TASK PROMPT: Please find all lines in the data that hold the string "desired" and copy them.

#### RECORDS SHOWN

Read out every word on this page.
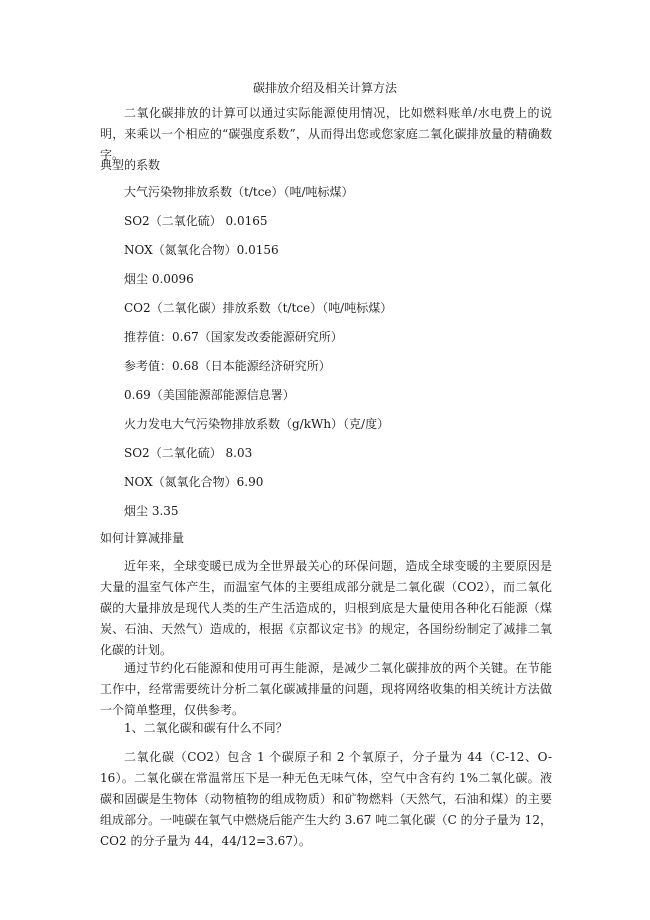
碳排放介绍及相关计算方法

二氧化碳排放的计算可以通过实际能源使用情况，比如燃料账单/水电费上的说明，来乘以一个相应的“碳强度系数”，从而得出您或您家庭二氧化碳排放量的精确数字。

典型的系数

大气污染物排放系数（t/tce）（吨/吨标煤）

SO2（二氧化硫） 0.0165

NOX（氮氧化合物）0.0156

烟尘 0.0096

CO2（二氧化碳）排放系数（t/tce）（吨/吨标煤）

推荐值：0.67（国家发改委能源研究所）

参考值：0.68（日本能源经济研究所）

0.69（美国能源部能源信息署）

火力发电大气污染物排放系数（g/kWh）（克/度）

SO2（二氧化硫） 8.03

NOX（氮氧化合物）6.90

烟尘 3.35

如何计算减排量

近年来，全球变暖已成为全世界最关心的环保问题，造成全球变暖的主要原因是大量的温室气体产生，而温室气体的主要组成部分就是二氧化碳（CO2），而二氧化碳的大量排放是现代人类的生产生活造成的，归根到底是大量使用各种化石能源（煤炭、石油、天然气）造成的，根据《京都议定书》的规定，各国纷纷制定了减排二氧化碳的计划。

通过节约化石能源和使用可再生能源，是减少二氧化碳排放的两个关键。在节能工作中，经常需要统计分析二氧化碳减排量的问题，现将网络收集的相关统计方法做一个简单整理，仅供参考。

1、二氧化碳和碳有什么不同？

二氧化碳（CO2）包含 1 个碳原子和 2 个氧原子，分子量为 44（C-12、O-16）。二氧化碳在常温常压下是一种无色无味气体，空气中含有约 1%二氧化碳。液碳和固碳是生物体（动物植物的组成物质）和矿物燃料（天然气，石油和煤）的主要组成部分。一吨碳在氧气中燃烧后能产生大约 3.67 吨二氧化碳（C 的分子量为 12，CO2 的分子量为 44，44/12=3.67）。
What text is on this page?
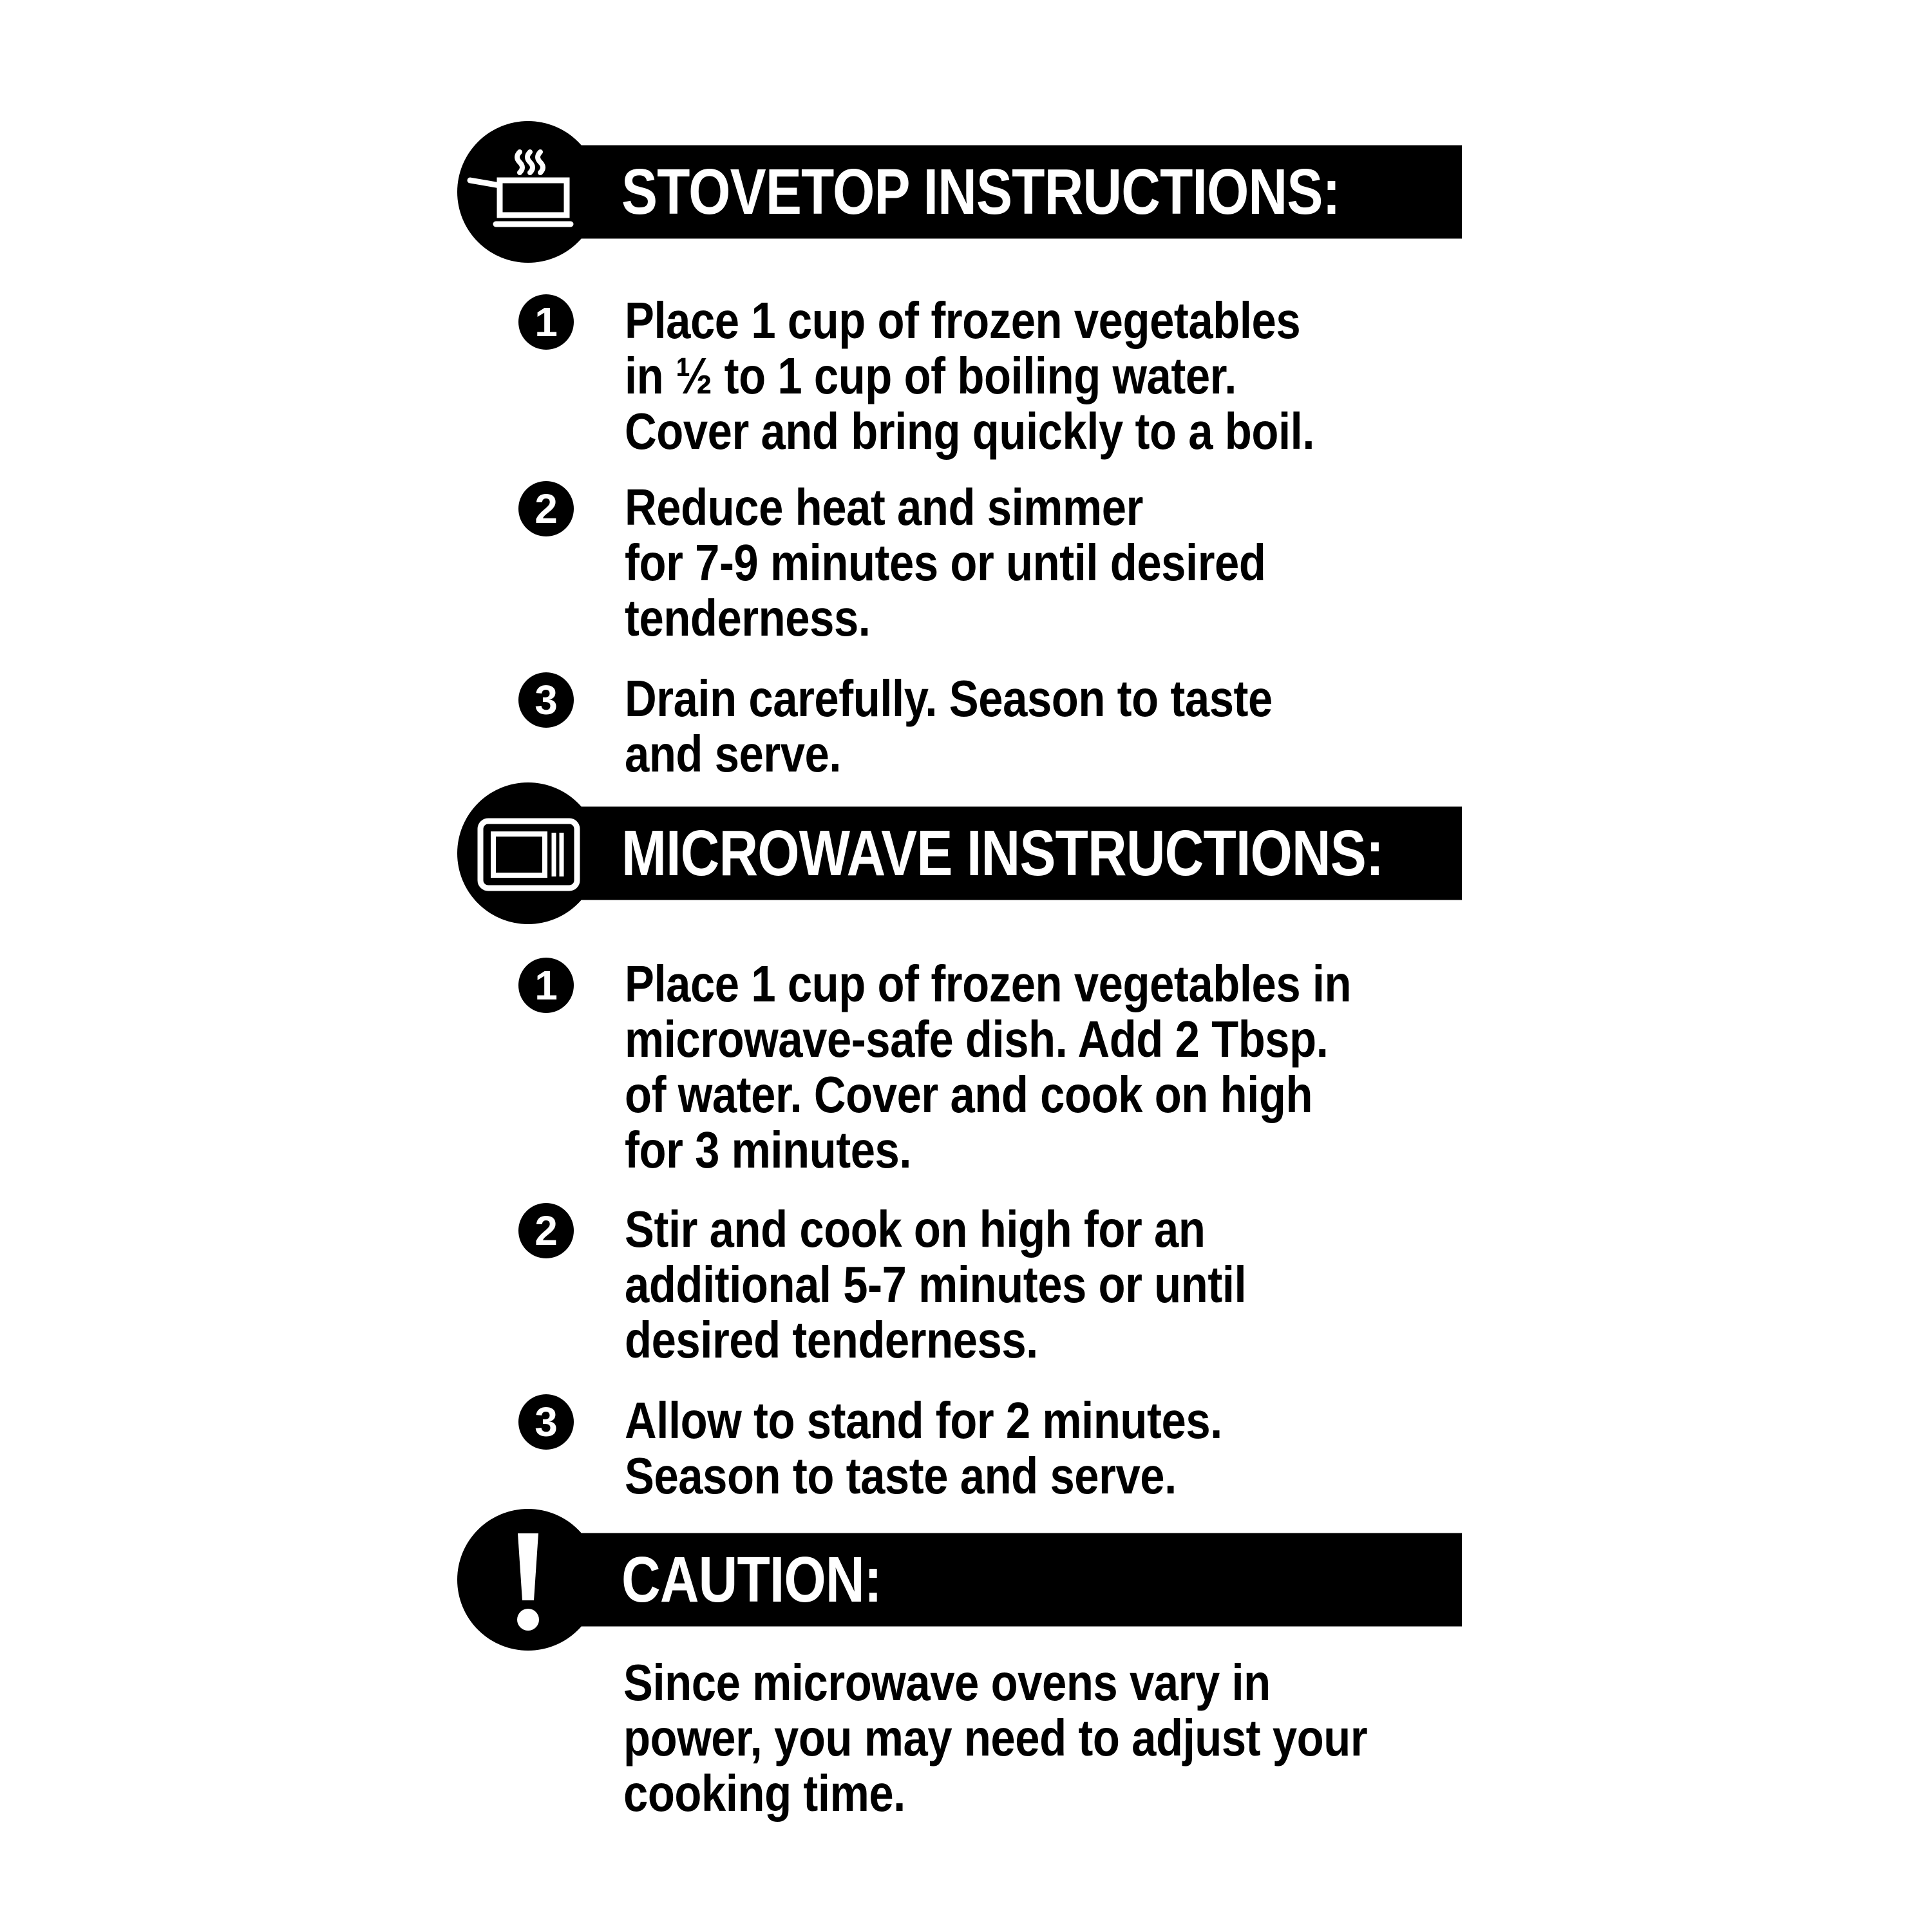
STOVETOP INSTRUCTIONS:
1	Place 1 cup of frozen vegetables
in ½ to 1 cup of boiling water.
Cover and bring quickly to a boil.
2	Reduce heat and simmer
for 7-9 minutes or until desired
tenderness.
3	Drain carefully. Season to taste
and serve.
MICROWAVE INSTRUCTIONS:
1	Place 1 cup of frozen vegetables in
microwave-safe dish. Add 2 Tbsp.
of water. Cover and cook on high
for 3 minutes.
2	Stir and cook on high for an
additional 5-7 minutes or until
desired tenderness.
3	Allow to stand for 2 minutes.
Season to taste and serve.
CAUTION:
Since microwave ovens vary in
power, you may need to adjust your
cooking time.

########

WRITTEN REPLY:
for 7-9 minutes or until desired
desired tenderness.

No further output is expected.